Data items
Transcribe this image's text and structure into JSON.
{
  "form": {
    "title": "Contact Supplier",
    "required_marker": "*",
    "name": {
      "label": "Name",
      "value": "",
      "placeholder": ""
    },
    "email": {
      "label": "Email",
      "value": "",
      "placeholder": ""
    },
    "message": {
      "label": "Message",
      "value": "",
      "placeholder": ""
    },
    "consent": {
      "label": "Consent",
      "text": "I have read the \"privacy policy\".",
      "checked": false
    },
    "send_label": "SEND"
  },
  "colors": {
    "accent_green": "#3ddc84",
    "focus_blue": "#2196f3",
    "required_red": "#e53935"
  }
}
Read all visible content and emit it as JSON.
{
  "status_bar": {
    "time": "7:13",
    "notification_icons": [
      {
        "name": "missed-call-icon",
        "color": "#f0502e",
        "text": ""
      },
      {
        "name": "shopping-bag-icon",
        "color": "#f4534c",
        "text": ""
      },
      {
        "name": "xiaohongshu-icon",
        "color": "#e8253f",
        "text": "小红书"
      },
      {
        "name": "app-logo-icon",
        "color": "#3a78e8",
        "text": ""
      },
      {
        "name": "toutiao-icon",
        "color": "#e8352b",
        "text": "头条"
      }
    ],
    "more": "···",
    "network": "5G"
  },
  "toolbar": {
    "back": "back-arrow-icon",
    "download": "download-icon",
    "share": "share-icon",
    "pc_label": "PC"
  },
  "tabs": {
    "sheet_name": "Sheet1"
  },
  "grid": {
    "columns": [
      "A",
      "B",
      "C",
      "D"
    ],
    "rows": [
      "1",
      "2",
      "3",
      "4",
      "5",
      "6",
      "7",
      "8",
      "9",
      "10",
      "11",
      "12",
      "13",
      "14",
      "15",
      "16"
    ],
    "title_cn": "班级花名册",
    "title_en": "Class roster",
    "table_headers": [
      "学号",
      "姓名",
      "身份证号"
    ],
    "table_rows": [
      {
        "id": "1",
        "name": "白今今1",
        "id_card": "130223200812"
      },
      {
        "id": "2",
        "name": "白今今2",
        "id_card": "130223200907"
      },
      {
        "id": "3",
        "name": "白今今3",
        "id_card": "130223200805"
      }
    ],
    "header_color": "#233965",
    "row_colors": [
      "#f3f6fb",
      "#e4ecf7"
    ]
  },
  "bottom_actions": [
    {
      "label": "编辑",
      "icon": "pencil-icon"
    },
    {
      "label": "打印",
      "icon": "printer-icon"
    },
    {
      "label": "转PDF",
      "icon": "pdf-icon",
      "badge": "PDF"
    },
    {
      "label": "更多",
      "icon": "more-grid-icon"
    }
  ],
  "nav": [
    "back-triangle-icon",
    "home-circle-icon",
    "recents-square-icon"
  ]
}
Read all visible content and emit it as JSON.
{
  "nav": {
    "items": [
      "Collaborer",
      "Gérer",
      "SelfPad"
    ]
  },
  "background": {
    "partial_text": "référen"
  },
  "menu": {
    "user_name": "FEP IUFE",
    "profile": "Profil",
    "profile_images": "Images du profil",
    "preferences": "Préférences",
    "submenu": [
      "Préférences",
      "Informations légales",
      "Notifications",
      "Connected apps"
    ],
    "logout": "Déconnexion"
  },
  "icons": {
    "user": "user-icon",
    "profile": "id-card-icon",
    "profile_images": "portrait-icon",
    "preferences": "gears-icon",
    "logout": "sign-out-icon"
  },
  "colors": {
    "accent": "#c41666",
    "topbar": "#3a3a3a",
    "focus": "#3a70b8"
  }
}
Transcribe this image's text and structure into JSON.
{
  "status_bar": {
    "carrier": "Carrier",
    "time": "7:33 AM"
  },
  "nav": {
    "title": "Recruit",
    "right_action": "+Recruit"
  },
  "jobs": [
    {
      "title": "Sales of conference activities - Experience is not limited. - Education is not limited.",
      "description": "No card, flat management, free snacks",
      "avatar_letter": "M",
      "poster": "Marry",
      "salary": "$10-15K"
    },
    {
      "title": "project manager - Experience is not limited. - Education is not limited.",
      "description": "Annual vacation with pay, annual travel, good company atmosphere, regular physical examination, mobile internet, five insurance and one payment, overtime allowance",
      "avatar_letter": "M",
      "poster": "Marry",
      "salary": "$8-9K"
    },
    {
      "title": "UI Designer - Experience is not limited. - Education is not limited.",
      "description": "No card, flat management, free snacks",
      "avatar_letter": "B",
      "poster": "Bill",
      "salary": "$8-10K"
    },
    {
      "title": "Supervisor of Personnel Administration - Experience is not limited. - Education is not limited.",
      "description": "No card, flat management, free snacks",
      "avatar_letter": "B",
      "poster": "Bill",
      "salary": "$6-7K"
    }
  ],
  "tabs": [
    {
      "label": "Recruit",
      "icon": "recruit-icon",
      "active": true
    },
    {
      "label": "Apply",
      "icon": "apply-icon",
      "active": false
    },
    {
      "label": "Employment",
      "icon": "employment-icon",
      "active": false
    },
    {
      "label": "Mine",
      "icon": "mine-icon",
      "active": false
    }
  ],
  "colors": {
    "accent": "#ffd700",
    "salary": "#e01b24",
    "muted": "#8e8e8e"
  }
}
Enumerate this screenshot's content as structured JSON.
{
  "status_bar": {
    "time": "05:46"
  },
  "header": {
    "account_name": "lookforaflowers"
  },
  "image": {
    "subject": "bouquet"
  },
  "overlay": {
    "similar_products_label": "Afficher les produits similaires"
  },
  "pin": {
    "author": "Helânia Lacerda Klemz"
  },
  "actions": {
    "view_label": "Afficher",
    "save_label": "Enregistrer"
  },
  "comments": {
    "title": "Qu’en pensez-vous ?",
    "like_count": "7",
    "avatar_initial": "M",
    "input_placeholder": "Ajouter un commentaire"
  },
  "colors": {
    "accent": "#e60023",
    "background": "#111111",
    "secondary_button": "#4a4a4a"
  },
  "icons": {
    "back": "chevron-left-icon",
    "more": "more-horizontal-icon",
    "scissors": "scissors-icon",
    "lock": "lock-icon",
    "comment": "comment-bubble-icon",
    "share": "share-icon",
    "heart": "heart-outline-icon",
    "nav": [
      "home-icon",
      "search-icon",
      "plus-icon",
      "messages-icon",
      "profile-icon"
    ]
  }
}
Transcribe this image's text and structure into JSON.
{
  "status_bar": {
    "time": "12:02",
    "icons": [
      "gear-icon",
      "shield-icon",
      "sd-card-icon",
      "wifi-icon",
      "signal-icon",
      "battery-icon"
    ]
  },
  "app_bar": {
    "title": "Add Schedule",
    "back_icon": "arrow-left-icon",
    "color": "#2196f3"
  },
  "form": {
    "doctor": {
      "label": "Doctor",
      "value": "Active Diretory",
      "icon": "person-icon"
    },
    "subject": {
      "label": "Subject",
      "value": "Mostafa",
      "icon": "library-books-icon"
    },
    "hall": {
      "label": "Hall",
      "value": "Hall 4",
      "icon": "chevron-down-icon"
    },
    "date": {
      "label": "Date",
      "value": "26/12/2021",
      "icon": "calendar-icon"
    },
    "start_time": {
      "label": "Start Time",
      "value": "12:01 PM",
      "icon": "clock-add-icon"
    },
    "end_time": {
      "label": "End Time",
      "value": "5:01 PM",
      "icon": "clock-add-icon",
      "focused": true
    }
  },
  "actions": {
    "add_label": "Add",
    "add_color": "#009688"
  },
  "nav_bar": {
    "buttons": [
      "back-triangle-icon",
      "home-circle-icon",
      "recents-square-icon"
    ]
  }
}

◆ **Description of the task**
Every entry should be output exactly as written, please.

◆ **Result below**
Transcribe this image's text and structure into JSON.
{
  "form": {
    "title": "Contact Supplier",
    "required_marker": "*",
    "name": {
      "label": "Name",
      "value": "",
      "placeholder": ""
    },
    "email": {
      "label": "Email",
      "value": "",
      "placeholder": ""
    },
    "message": {
      "label": "Message",
      "value": "",
      "placeholder": ""
    },
    "consent": {
      "label": "Consent",
      "text": "I have read the \"privacy policy\".",
      "checked": false
    },
    "send_label": "SEND"
  },
  "colors": {
    "accent_green": "#3ddc84",
    "focus_blue": "#2196f3",
    "required_red": "#e53935"
  }
}
Read all visible content and emit it as JSON.
{
  "status_bar": {
    "time": "7:13",
    "notification_icons": [
      {
        "name": "missed-call-icon",
        "color": "#f0502e",
        "text": ""
      },
      {
        "name": "shopping-bag-icon",
        "color": "#f4534c",
        "text": ""
      },
      {
        "name": "xiaohongshu-icon",
        "color": "#e8253f",
        "text": "小红书"
      },
      {
        "name": "app-logo-icon",
        "color": "#3a78e8",
        "text": ""
      },
      {
        "name": "toutiao-icon",
        "color": "#e8352b",
        "text": "头条"
      }
    ],
    "more": "···",
    "network": "5G"
  },
  "toolbar": {
    "back": "back-arrow-icon",
    "download": "download-icon",
    "share": "share-icon",
    "pc_label": "PC"
  },
  "tabs": {
    "sheet_name": "Sheet1"
  },
  "grid": {
    "columns": [
      "A",
      "B",
      "C",
      "D"
    ],
    "rows": [
      "1",
      "2",
      "3",
      "4",
      "5",
      "6",
      "7",
      "8",
      "9",
      "10",
      "11",
      "12",
      "13",
      "14",
      "15",
      "16"
    ],
    "title_cn": "班级花名册",
    "title_en": "Class roster",
    "table_headers": [
      "学号",
      "姓名",
      "身份证号"
    ],
    "table_rows": [
      {
        "id": "1",
        "name": "白今今1",
        "id_card": "130223200812"
      },
      {
        "id": "2",
        "name": "白今今2",
        "id_card": "130223200907"
      },
      {
        "id": "3",
        "name": "白今今3",
        "id_card": "130223200805"
      }
    ],
    "header_color": "#233965",
    "row_colors": [
      "#f3f6fb",
      "#e4ecf7"
    ]
  },
  "bottom_actions": [
    {
      "label": "编辑",
      "icon": "pencil-icon"
    },
    {
      "label": "打印",
      "icon": "printer-icon"
    },
    {
      "label": "转PDF",
      "icon": "pdf-icon",
      "badge": "PDF"
    },
    {
      "label": "更多",
      "icon": "more-grid-icon"
    }
  ],
  "nav": [
    "back-triangle-icon",
    "home-circle-icon",
    "recents-square-icon"
  ]
}
Read all visible content and emit it as JSON.
{
  "nav": {
    "items": [
      "Collaborer",
      "Gérer",
      "SelfPad"
    ]
  },
  "background": {
    "partial_text": "référen"
  },
  "menu": {
    "user_name": "FEP IUFE",
    "profile": "Profil",
    "profile_images": "Images du profil",
    "preferences": "Préférences",
    "submenu": [
      "Préférences",
      "Informations légales",
      "Notifications",
      "Connected apps"
    ],
    "logout": "Déconnexion"
  },
  "icons": {
    "user": "user-icon",
    "profile": "id-card-icon",
    "profile_images": "portrait-icon",
    "preferences": "gears-icon",
    "logout": "sign-out-icon"
  },
  "colors": {
    "accent": "#c41666",
    "topbar": "#3a3a3a",
    "focus": "#3a70b8"
  }
}
Transcribe this image's text and structure into JSON.
{
  "status_bar": {
    "carrier": "Carrier",
    "time": "7:33 AM"
  },
  "nav": {
    "title": "Recruit",
    "right_action": "+Recruit"
  },
  "jobs": [
    {
      "title": "Sales of conference activities - Experience is not limited. - Education is not limited.",
      "description": "No card, flat management, free snacks",
      "avatar_letter": "M",
      "poster": "Marry",
      "salary": "$10-15K"
    },
    {
      "title": "project manager - Experience is not limited. - Education is not limited.",
      "description": "Annual vacation with pay, annual travel, good company atmosphere, regular physical examination, mobile internet, five insurance and one payment, overtime allowance",
      "avatar_letter": "M",
      "poster": "Marry",
      "salary": "$8-9K"
    },
    {
      "title": "UI Designer - Experience is not limited. - Education is not limited.",
      "description": "No card, flat management, free snacks",
      "avatar_letter": "B",
      "poster": "Bill",
      "salary": "$8-10K"
    },
    {
      "title": "Supervisor of Personnel Administration - Experience is not limited. - Education is not limited.",
      "description": "No card, flat management, free snacks",
      "avatar_letter": "B",
      "poster": "Bill",
      "salary": "$6-7K"
    }
  ],
  "tabs": [
    {
      "label": "Recruit",
      "icon": "recruit-icon",
      "active": true
    },
    {
      "label": "Apply",
      "icon": "apply-icon",
      "active": false
    },
    {
      "label": "Employment",
      "icon": "employment-icon",
      "active": false
    },
    {
      "label": "Mine",
      "icon": "mine-icon",
      "active": false
    }
  ],
  "colors": {
    "accent": "#ffd700",
    "salary": "#e01b24",
    "muted": "#8e8e8e"
  }
}
Enumerate this screenshot's content as structured JSON.
{
  "status_bar": {
    "time": "05:46"
  },
  "header": {
    "account_name": "lookforaflowers"
  },
  "image": {
    "subject": "bouquet"
  },
  "overlay": {
    "similar_products_label": "Afficher les produits similaires"
  },
  "pin": {
    "author": "Helânia Lacerda Klemz"
  },
  "actions": {
    "view_label": "Afficher",
    "save_label": "Enregistrer"
  },
  "comments": {
    "title": "Qu’en pensez-vous ?",
    "like_count": "7",
    "avatar_initial": "M",
    "input_placeholder": "Ajouter un commentaire"
  },
  "colors": {
    "accent": "#e60023",
    "background": "#111111",
    "secondary_button": "#4a4a4a"
  },
  "icons": {
    "back": "chevron-left-icon",
    "more": "more-horizontal-icon",
    "scissors": "scissors-icon",
    "lock": "lock-icon",
    "comment": "comment-bubble-icon",
    "share": "share-icon",
    "heart": "heart-outline-icon",
    "nav": [
      "home-icon",
      "search-icon",
      "plus-icon",
      "messages-icon",
      "profile-icon"
    ]
  }
}
Transcribe this image's text and structure into JSON.
{
  "status_bar": {
    "time": "12:02",
    "icons": [
      "gear-icon",
      "shield-icon",
      "sd-card-icon",
      "wifi-icon",
      "signal-icon",
      "battery-icon"
    ]
  },
  "app_bar": {
    "title": "Add Schedule",
    "back_icon": "arrow-left-icon",
    "color": "#2196f3"
  },
  "form": {
    "doctor": {
      "label": "Doctor",
      "value": "Active Diretory",
      "icon": "person-icon"
    },
    "subject": {
      "label": "Subject",
      "value": "Mostafa",
      "icon": "library-books-icon"
    },
    "hall": {
      "label": "Hall",
      "value": "Hall 4",
      "icon": "chevron-down-icon"
    },
    "date": {
      "label": "Date",
      "value": "26/12/2021",
      "icon": "calendar-icon"
    },
    "start_time": {
      "label": "Start Time",
      "value": "12:01 PM",
      "icon": "clock-add-icon"
    },
    "end_time": {
      "label": "End Time",
      "value": "5:01 PM",
      "icon": "clock-add-icon",
      "focused": true
    }
  },
  "actions": {
    "add_label": "Add",
    "add_color": "#009688"
  },
  "nav_bar": {
    "buttons": [
      "back-triangle-icon",
      "home-circle-icon",
      "recents-square-icon"
    ]
  }
}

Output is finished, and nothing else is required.